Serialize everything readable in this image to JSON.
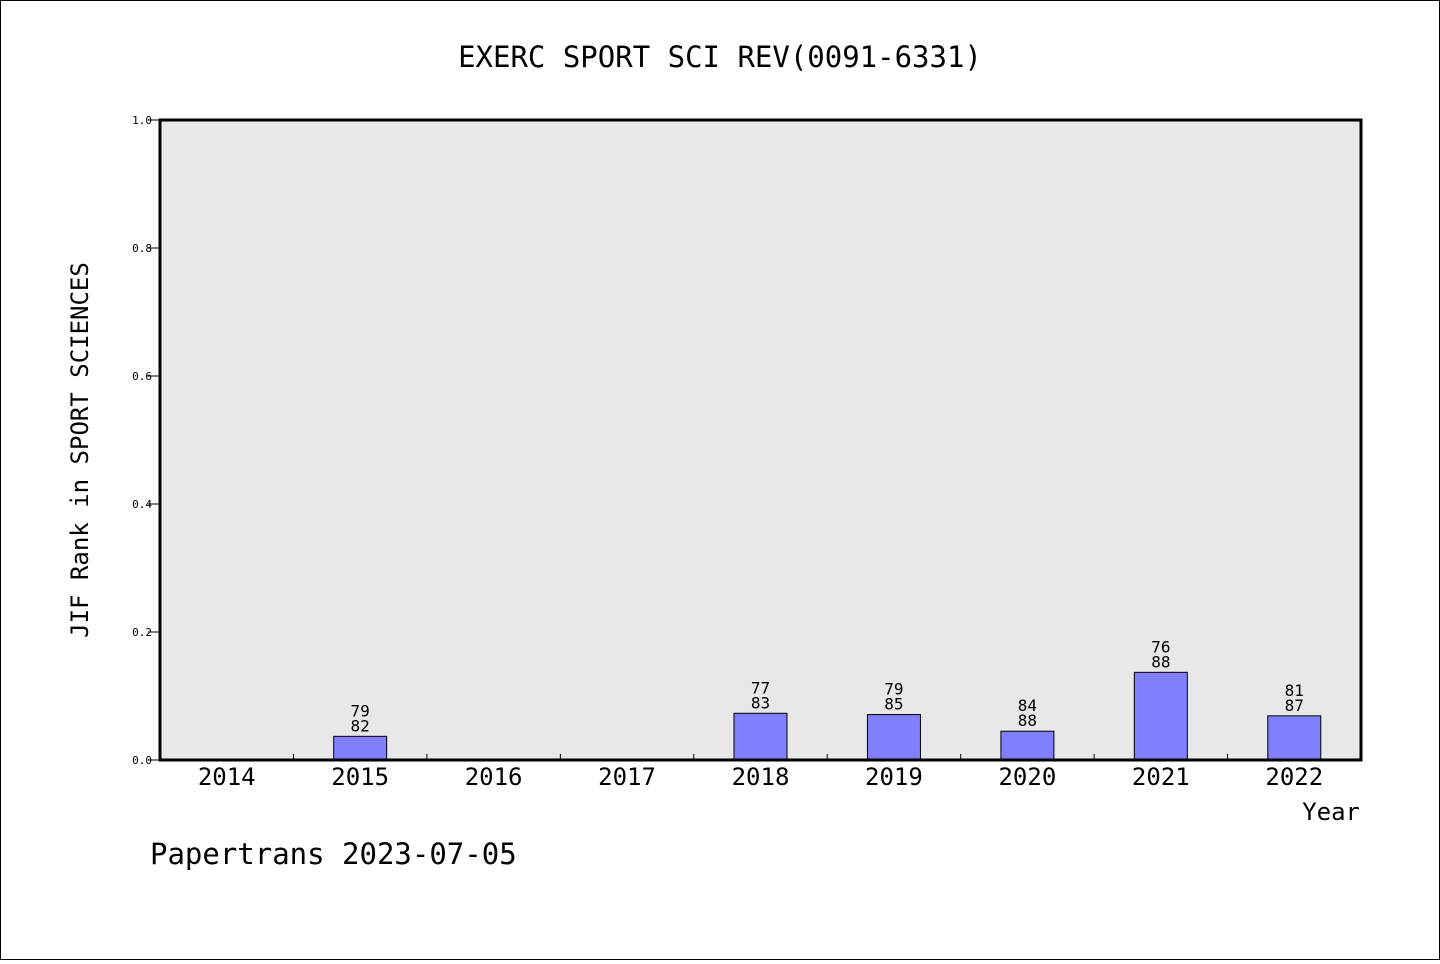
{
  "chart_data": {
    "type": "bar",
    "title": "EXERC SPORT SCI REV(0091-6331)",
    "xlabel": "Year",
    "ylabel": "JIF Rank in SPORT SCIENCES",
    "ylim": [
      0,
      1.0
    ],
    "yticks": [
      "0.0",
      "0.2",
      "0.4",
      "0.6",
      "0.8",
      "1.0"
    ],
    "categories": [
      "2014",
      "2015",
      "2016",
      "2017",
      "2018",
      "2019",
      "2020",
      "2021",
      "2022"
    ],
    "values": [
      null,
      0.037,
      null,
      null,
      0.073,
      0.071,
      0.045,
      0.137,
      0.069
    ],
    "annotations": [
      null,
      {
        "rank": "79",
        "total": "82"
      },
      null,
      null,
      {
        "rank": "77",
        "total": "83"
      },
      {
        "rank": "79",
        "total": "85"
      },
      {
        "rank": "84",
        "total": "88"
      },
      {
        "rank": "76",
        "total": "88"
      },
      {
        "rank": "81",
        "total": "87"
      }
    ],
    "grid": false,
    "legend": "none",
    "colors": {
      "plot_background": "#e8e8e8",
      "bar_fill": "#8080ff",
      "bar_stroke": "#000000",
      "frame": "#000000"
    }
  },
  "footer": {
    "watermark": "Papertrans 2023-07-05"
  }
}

--*--

### WHAT IS ASKED:
In the entries above, some lines may contain the string "SPORT"; report how many, without additional comment.

### FULL OUTPUT:
2